● **What is asked**:
In the material below, find each line holding the string "Sexkantsbult" and copy it.

**** Data to process ****

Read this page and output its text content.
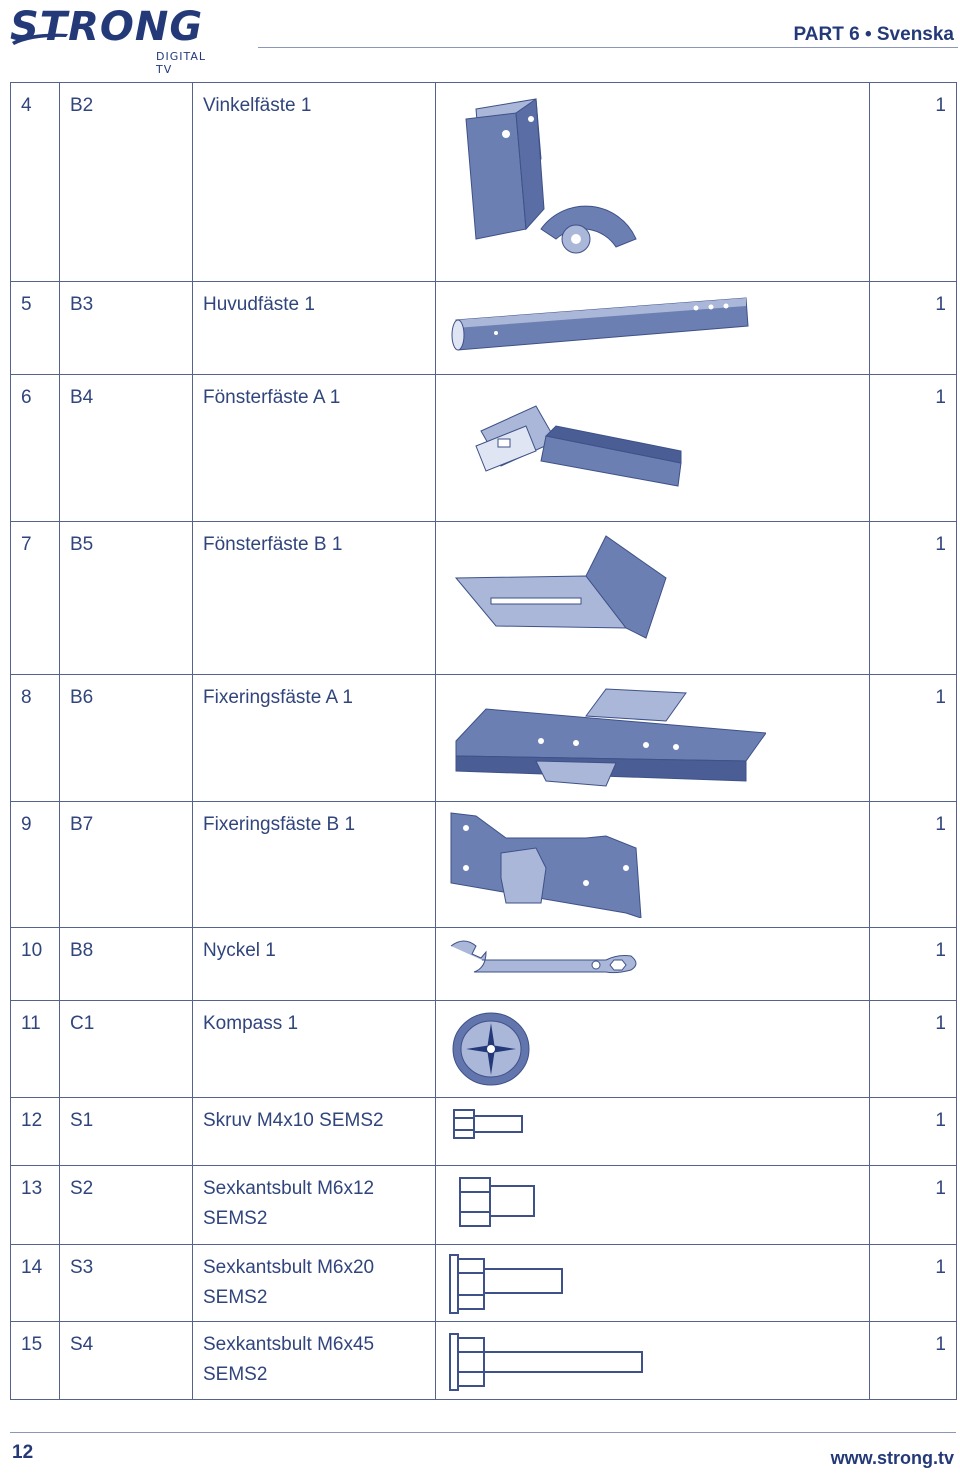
STRONG
DIGITAL TV
PART 6 • Svenska
4	B2	Vinkelfäste 1		1
5	B3	Huvudfäste 1		1
6	B4	Fönsterfäste A 1		1
7	B5	Fönsterfäste B 1		1
8	B6	Fixeringsfäste A 1		1
9	B7	Fixeringsfäste B 1		1
10	B8	Nyckel 1		1
11	C1	Kompass 1		1
12	S1	Skruv M4x10 SEMS2		1
13	S2	Sexkantsbult M6x12 SEMS2		1
14	S3	Sexkantsbult M6x20 SEMS2		1
15	S4	Sexkantsbult M6x45 SEMS2		1
12	www.strong.tv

****

● **Written solution**:
13	S2	Sexkantsbult M6x12 SEMS2		1
14	S3	Sexkantsbult M6x20 SEMS2		1
15	S4	Sexkantsbult M6x45 SEMS2		1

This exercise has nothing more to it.